**WHAT YOU NEED TO DO**.
Report how many lines of the entries below contain the word "NEWHALL", and nothing more.

(Extracted data entries)
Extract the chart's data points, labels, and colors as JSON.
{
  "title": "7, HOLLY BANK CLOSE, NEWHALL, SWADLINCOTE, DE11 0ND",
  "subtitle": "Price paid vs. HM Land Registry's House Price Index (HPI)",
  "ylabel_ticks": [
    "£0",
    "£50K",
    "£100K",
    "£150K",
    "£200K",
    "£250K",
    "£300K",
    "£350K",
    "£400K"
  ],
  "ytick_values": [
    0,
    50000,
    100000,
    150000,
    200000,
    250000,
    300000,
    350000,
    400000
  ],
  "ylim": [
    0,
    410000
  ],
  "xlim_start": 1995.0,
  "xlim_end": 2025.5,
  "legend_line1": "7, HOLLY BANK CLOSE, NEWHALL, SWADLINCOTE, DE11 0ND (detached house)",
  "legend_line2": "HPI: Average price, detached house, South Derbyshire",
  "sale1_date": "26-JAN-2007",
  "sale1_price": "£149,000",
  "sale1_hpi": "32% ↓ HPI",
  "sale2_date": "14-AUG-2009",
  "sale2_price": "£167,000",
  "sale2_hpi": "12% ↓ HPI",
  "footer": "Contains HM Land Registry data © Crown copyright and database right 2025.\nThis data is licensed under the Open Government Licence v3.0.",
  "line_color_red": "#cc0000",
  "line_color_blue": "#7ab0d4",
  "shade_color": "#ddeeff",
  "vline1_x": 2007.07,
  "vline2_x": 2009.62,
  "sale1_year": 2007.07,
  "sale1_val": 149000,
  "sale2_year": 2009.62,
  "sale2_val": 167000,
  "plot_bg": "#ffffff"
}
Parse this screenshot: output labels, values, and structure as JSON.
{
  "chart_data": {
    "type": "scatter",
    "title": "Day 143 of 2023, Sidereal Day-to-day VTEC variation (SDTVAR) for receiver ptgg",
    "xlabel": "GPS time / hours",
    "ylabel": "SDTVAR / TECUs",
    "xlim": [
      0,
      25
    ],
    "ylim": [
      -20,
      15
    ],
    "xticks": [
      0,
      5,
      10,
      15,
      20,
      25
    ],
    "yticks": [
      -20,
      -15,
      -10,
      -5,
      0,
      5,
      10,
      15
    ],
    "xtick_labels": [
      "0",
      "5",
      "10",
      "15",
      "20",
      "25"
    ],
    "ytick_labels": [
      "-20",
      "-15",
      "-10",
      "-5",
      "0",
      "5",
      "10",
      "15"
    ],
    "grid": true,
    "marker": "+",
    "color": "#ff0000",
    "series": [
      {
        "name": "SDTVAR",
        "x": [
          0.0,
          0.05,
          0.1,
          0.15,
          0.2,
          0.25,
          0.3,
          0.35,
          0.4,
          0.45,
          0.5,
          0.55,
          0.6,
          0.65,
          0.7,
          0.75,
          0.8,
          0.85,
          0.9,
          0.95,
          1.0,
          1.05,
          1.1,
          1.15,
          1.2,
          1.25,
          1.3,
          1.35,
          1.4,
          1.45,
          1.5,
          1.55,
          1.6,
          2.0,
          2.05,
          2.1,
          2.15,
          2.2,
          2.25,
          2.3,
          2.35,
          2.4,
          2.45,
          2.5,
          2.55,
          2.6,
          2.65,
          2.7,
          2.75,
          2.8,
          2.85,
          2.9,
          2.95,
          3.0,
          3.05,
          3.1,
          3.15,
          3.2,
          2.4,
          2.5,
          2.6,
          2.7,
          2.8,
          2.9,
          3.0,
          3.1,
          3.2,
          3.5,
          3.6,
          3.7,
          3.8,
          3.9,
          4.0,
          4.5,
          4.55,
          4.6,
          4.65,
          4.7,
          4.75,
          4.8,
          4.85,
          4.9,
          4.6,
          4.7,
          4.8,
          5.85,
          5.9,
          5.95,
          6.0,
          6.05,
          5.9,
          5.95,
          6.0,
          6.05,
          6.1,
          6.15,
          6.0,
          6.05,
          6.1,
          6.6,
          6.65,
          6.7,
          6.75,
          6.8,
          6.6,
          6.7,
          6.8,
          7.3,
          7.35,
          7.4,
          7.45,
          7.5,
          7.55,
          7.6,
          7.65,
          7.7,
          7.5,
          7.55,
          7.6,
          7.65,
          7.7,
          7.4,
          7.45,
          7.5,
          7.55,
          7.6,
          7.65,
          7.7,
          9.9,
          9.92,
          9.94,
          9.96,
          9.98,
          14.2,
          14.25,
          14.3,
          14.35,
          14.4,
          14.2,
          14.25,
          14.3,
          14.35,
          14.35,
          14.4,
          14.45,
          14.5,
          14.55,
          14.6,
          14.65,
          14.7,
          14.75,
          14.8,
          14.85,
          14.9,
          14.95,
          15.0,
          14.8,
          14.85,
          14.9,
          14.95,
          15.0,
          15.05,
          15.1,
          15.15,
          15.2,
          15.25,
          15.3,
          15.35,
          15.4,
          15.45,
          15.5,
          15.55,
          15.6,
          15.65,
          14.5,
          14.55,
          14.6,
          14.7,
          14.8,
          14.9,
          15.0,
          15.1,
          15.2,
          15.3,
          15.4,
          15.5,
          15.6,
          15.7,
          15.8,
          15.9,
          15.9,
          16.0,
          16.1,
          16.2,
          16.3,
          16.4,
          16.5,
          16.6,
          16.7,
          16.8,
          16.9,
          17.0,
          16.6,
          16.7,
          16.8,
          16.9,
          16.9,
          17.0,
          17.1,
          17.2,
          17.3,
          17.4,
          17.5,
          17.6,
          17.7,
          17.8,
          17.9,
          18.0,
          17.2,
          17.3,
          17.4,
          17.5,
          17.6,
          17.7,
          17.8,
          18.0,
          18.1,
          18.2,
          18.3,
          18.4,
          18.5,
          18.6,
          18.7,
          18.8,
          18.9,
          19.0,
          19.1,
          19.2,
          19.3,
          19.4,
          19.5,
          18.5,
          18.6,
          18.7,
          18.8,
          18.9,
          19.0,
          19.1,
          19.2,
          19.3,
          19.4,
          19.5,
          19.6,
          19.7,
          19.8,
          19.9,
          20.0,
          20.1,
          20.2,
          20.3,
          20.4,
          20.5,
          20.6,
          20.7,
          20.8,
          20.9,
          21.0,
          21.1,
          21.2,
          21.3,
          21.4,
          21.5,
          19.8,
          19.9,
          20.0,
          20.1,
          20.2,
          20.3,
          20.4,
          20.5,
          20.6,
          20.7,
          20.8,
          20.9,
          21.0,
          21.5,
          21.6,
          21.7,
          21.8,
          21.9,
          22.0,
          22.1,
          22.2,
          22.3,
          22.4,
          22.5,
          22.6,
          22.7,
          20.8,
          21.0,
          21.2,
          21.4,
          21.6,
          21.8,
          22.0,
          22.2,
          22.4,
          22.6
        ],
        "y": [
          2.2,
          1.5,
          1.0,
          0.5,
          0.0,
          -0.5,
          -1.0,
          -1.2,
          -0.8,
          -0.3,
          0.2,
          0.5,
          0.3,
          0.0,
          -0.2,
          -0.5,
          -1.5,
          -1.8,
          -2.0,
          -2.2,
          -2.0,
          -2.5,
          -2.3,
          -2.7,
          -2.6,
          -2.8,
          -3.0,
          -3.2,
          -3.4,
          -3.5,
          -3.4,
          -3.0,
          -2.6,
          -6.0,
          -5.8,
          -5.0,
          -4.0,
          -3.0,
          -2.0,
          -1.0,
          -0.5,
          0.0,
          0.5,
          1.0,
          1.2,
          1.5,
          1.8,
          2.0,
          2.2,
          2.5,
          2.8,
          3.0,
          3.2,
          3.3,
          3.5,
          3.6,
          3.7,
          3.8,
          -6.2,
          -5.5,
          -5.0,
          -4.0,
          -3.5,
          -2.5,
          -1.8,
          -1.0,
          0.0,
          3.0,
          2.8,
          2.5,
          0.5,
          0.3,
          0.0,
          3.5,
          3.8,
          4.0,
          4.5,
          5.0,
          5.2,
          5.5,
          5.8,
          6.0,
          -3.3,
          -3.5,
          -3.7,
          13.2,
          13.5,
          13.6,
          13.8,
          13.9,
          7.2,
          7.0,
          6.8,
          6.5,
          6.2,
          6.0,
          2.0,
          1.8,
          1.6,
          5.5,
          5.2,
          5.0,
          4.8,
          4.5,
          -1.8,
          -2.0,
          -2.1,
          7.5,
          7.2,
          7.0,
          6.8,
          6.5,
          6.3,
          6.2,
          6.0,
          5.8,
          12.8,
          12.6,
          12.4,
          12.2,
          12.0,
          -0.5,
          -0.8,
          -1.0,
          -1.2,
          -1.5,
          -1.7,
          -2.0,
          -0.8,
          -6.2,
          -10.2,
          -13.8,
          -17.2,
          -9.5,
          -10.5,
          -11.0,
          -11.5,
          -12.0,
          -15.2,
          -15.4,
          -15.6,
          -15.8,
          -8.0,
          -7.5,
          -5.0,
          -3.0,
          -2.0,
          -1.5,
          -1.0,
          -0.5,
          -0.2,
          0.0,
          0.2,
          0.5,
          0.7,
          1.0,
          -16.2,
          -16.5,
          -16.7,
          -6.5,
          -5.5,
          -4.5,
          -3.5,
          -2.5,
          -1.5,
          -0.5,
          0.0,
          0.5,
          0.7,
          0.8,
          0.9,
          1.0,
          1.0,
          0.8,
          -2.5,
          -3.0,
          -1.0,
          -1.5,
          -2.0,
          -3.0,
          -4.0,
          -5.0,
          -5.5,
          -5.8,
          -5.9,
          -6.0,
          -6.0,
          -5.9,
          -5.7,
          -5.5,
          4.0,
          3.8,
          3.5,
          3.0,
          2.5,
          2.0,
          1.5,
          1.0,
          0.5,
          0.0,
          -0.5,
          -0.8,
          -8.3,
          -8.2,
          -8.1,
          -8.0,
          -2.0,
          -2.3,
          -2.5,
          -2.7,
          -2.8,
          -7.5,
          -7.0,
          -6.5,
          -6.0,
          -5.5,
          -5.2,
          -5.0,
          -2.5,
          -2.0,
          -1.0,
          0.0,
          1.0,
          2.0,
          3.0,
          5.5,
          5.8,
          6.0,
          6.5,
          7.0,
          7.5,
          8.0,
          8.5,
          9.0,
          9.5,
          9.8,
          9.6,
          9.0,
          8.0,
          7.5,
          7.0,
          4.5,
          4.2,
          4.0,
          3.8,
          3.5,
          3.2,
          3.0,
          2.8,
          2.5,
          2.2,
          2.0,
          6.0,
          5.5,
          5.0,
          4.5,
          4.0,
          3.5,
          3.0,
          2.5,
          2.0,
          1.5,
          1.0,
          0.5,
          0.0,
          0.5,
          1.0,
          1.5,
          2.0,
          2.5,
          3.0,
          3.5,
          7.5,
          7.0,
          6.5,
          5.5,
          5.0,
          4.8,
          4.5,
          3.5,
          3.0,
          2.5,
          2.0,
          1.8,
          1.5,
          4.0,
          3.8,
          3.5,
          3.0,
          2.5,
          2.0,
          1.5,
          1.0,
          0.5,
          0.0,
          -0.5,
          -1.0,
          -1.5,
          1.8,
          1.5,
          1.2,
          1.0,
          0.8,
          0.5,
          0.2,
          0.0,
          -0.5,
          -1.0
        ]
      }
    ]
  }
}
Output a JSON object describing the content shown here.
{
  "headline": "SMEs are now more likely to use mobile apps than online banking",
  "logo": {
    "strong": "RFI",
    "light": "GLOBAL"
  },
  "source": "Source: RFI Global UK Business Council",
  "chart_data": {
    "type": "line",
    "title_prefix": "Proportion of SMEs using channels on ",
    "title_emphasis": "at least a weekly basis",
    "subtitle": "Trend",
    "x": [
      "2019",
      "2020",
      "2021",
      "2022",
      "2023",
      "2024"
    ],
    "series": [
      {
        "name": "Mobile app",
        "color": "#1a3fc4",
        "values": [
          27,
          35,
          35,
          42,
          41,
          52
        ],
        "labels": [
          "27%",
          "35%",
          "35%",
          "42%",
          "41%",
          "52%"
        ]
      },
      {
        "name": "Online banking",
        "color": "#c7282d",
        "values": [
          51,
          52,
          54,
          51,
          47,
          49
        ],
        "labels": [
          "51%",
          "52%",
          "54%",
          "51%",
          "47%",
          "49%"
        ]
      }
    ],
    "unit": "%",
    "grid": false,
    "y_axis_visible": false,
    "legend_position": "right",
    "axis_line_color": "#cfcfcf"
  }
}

**RESULT FOR THIS EXERCISE**.
2